— Your goal —
Find all the lines with "årsmöte" and gather them.

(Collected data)
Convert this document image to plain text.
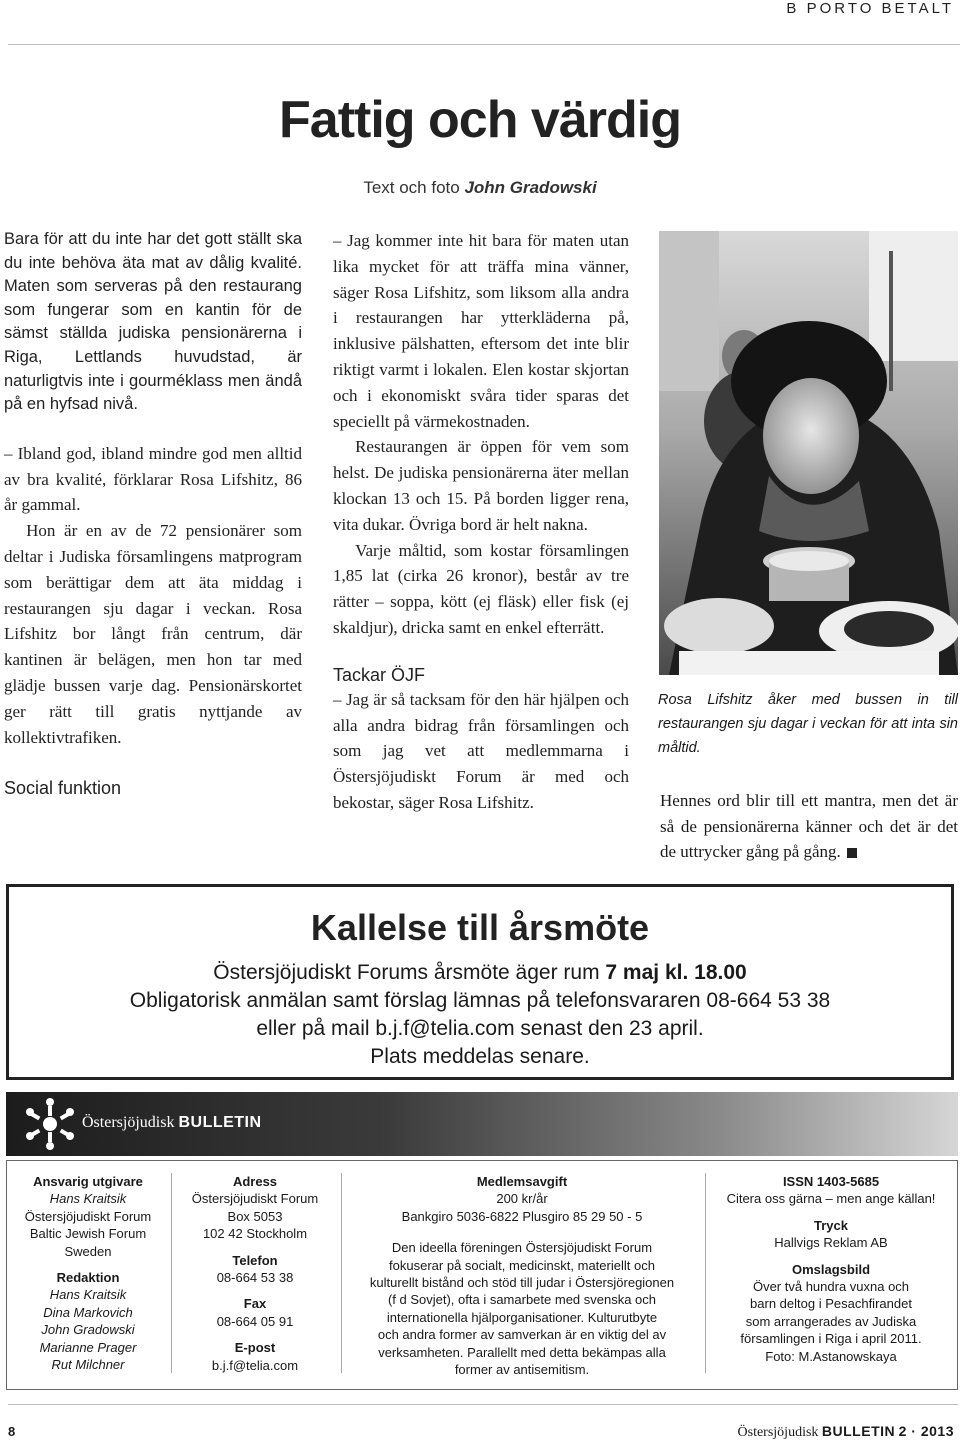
B PORTO BETALT
Fattig och värdig
Text och foto John Gradowski

Bara för att du inte har det gott ställt ska du inte behöva äta mat av dålig kvalité. Maten som serveras på den restaurang som fungerar som en kantin för de sämst ställda judiska pensionärerna i Riga, Lettlands huvudstad, är naturligtvis inte i gourméklass men ändå på en hyfsad nivå.

– Ibland god, ibland mindre god men alltid av bra kvalité, förklarar Rosa Lifshitz, 86 år gammal.

Hon är en av de 72 pensionärer som deltar i Judiska församlingens matprogram som berättigar dem att äta middag i restaurangen sju dagar i veckan. Rosa Lifshitz bor långt från centrum, där kantinen är belägen, men hon tar med glädje bussen varje dag. Pensionärskortet ger rätt till gratis nyttjande av kollektivtrafiken.

Social funktion

– Jag kommer inte hit bara för maten utan lika mycket för att träffa mina vänner, säger Rosa Lifshitz, som liksom alla andra i restaurangen har ytterkläderna på, inklusive pälshatten, eftersom det inte blir riktigt varmt i lokalen. Elen kostar skjortan och i ekonomiskt svåra tider sparas det speciellt på värmekostnaden.

Restaurangen är öppen för vem som helst. De judiska pensionärerna äter mellan klockan 13 och 15. På borden ligger rena, vita dukar. Övriga bord är helt nakna.

Varje måltid, som kostar församlingen 1,85 lat (cirka 26 kronor), består av tre rätter – soppa, kött (ej fläsk) eller fisk (ej skaldjur), dricka samt en enkel efterrätt.

Tackar ÖJF

– Jag är så tacksam för den här hjälpen och alla andra bidrag från församlingen och som jag vet att medlemmarna i Östersjöjudiskt Forum är med och bekostar, säger Rosa Lifshitz.

Rosa Lifshitz åker med bussen in till restaurangen sju dagar i veckan för att inta sin måltid.

Hennes ord blir till ett mantra, men det är så de pensionärerna känner och det är det de uttrycker gång på gång.

Kallelse till årsmöte
Östersjöjudiskt Forums årsmöte äger rum 7 maj kl. 18.00
Obligatorisk anmälan samt förslag lämnas på telefonsvararen 08-664 53 38
eller på mail b.j.f@telia.com senast den 23 april.
Plats meddelas senare.
Östersjöjudisk BULLETIN
Ansvarig utgivare
Hans Kraitsik
Östersjöjudiskt Forum
Baltic Jewish Forum
Sweden
Redaktion
Hans Kraitsik
Dina Markovich
John Gradowski
Marianne Prager
Rut Milchner
Adress
Östersjöjudiskt Forum
Box 5053
102 42 Stockholm
Telefon
08-664 53 38
Fax
08-664 05 91
E-post
b.j.f@telia.com
Medlemsavgift
200 kr/år
Bankgiro 5036-6822 Plusgiro 85 29 50 - 5
Den ideella föreningen Östersjöjudiskt Forum
fokuserar på socialt, medicinskt, materiellt och
kulturellt bistånd och stöd till judar i Östersjöregionen
(f d Sovjet), ofta i samarbete med svenska och
internationella hjälporganisationer. Kulturutbyte
och andra former av samverkan är en viktig del av
verksamheten. Parallellt med detta bekämpas alla
former av antisemitism.
ISSN 1403-5685
Citera oss gärna – men ange källan!
Tryck
Hallvigs Reklam AB
Omslagsbild
Över två hundra vuxna och
barn deltog i Pesachfirandet
som arrangerades av Judiska
församlingen i Riga i april 2011.
Foto: M.Astanowskaya
8	Östersjöjudisk BULLETIN 2 · 2013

— Exercise solution —
Kallelse till årsmöte
Östersjöjudiskt Forums årsmöte äger rum 7 maj kl. 18.00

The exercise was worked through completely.